## Work required
Update the records below by replacing each "Description with numbered items" with "Description with reference numerals". Leave everything else unchanged.

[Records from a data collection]
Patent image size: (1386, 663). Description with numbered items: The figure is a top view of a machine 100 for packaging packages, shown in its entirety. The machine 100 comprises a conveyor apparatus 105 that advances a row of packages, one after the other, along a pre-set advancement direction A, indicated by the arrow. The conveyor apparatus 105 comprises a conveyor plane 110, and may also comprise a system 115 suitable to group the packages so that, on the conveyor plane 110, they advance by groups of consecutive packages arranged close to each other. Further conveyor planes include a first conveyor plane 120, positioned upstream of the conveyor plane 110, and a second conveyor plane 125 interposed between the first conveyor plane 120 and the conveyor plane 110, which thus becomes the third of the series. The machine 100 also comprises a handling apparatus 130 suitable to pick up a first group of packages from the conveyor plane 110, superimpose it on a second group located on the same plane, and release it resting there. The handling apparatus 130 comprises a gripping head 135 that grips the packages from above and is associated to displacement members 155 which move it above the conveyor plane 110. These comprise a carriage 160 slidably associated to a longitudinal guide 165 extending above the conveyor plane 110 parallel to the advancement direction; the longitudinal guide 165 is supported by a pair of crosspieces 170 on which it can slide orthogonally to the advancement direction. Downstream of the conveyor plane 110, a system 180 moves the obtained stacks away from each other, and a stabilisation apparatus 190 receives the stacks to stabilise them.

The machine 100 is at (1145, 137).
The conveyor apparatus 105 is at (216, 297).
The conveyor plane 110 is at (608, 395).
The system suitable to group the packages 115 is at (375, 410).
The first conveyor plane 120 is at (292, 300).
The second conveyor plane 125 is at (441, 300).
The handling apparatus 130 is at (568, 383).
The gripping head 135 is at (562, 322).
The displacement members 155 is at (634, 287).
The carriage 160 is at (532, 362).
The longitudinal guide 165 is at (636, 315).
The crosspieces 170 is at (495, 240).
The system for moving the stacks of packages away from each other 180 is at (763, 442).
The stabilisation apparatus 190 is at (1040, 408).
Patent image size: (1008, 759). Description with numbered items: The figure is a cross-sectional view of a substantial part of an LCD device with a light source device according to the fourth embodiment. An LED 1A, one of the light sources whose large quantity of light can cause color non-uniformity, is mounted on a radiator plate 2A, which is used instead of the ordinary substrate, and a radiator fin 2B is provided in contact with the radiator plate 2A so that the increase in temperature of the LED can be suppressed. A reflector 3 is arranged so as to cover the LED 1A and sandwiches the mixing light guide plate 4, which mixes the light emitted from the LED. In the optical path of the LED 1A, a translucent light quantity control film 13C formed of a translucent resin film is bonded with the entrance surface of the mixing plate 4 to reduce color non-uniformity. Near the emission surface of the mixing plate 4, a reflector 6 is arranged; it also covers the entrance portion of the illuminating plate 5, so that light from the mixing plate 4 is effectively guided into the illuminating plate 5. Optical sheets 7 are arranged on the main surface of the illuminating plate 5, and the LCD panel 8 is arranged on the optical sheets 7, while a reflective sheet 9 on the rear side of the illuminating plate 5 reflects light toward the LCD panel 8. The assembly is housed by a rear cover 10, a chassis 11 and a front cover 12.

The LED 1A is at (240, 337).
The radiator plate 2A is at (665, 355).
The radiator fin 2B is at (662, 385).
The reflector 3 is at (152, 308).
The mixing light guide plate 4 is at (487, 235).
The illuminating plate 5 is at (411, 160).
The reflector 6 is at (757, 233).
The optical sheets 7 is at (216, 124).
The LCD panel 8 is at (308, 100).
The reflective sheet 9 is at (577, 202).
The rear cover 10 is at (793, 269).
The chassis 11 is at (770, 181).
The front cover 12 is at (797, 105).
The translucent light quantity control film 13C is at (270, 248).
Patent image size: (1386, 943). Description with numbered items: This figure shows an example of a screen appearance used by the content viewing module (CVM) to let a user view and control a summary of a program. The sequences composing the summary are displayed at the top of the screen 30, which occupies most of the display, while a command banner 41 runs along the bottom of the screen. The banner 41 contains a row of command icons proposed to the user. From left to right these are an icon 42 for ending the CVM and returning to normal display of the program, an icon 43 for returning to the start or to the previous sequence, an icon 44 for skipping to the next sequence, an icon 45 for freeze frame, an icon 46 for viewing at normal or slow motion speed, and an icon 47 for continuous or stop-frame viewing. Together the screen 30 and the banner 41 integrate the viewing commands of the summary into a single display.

## Output for this exercise
Patent image size: (1386, 663). Description with reference numerals: The figure is a top view of a machine 100 for packaging packages, shown in its entirety. The machine 100 comprises a conveyor apparatus 105 that advances a row of packages, one after the other, along a pre-set advancement direction A, indicated by the arrow. The conveyor apparatus 105 comprises a conveyor plane 110, and may also comprise a system 115 suitable to group the packages so that, on the conveyor plane 110, they advance by groups of consecutive packages arranged close to each other. Further conveyor planes include a first conveyor plane 120, positioned upstream of the conveyor plane 110, and a second conveyor plane 125 interposed between the first conveyor plane 120 and the conveyor plane 110, which thus becomes the third of the series. The machine 100 also comprises a handling apparatus 130 suitable to pick up a first group of packages from the conveyor plane 110, superimpose it on a second group located on the same plane, and release it resting there. The handling apparatus 130 comprises a gripping head 135 that grips the packages from above and is associated to displacement members 155 which move it above the conveyor plane 110. These comprise a carriage 160 slidably associated to a longitudinal guide 165 extending above the conveyor plane 110 parallel to the advancement direction; the longitudinal guide 165 is supported by a pair of crosspieces 170 on which it can slide orthogonally to the advancement direction. Downstream of the conveyor plane 110, a system 180 moves the obtained stacks away from each other, and a stabilisation apparatus 190 receives the stacks to stabilise them.

The machine 100 is at (1145, 137).
The conveyor apparatus 105 is at (216, 297).
The conveyor plane 110 is at (608, 395).
The system suitable to group the packages 115 is at (375, 410).
The first conveyor plane 120 is at (292, 300).
The second conveyor plane 125 is at (441, 300).
The handling apparatus 130 is at (568, 383).
The gripping head 135 is at (562, 322).
The displacement members 155 is at (634, 287).
The carriage 160 is at (532, 362).
The longitudinal guide 165 is at (636, 315).
The crosspieces 170 is at (495, 240).
The system for moving the stacks of packages away from each other 180 is at (763, 442).
The stabilisation apparatus 190 is at (1040, 408).
Patent image size: (1008, 759). Description with reference numerals: The figure is a cross-sectional view of a substantial part of an LCD device with a light source device according to the fourth embodiment. An LED 1A, one of the light sources whose large quantity of light can cause color non-uniformity, is mounted on a radiator plate 2A, which is used instead of the ordinary substrate, and a radiator fin 2B is provided in contact with the radiator plate 2A so that the increase in temperature of the LED can be suppressed. A reflector 3 is arranged so as to cover the LED 1A and sandwiches the mixing light guide plate 4, which mixes the light emitted from the LED. In the optical path of the LED 1A, a translucent light quantity control film 13C formed of a translucent resin film is bonded with the entrance surface of the mixing plate 4 to reduce color non-uniformity. Near the emission surface of the mixing plate 4, a reflector 6 is arranged; it also covers the entrance portion of the illuminating plate 5, so that light from the mixing plate 4 is effectively guided into the illuminating plate 5. Optical sheets 7 are arranged on the main surface of the illuminating plate 5, and the LCD panel 8 is arranged on the optical sheets 7, while a reflective sheet 9 on the rear side of the illuminating plate 5 reflects light toward the LCD panel 8. The assembly is housed by a rear cover 10, a chassis 11 and a front cover 12.

The LED 1A is at (240, 337).
The radiator plate 2A is at (665, 355).
The radiator fin 2B is at (662, 385).
The reflector 3 is at (152, 308).
The mixing light guide plate 4 is at (487, 235).
The illuminating plate 5 is at (411, 160).
The reflector 6 is at (757, 233).
The optical sheets 7 is at (216, 124).
The LCD panel 8 is at (308, 100).
The reflective sheet 9 is at (577, 202).
The rear cover 10 is at (793, 269).
The chassis 11 is at (770, 181).
The front cover 12 is at (797, 105).
The translucent light quantity control film 13C is at (270, 248).
Patent image size: (1386, 943). Description with reference numerals: This figure shows an example of a screen appearance used by the content viewing module (CVM) to let a user view and control a summary of a program. The sequences composing the summary are displayed at the top of the screen 30, which occupies most of the display, while a command banner 41 runs along the bottom of the screen. The banner 41 contains a row of command icons proposed to the user. From left to right these are an icon 42 for ending the CVM and returning to normal display of the program, an icon 43 for returning to the start or to the previous sequence, an icon 44 for skipping to the next sequence, an icon 45 for freeze frame, an icon 46 for viewing at normal or slow motion speed, and an icon 47 for continuous or stop-frame viewing. Together the screen 30 and the banner 41 integrate the viewing commands of the summary into a single display.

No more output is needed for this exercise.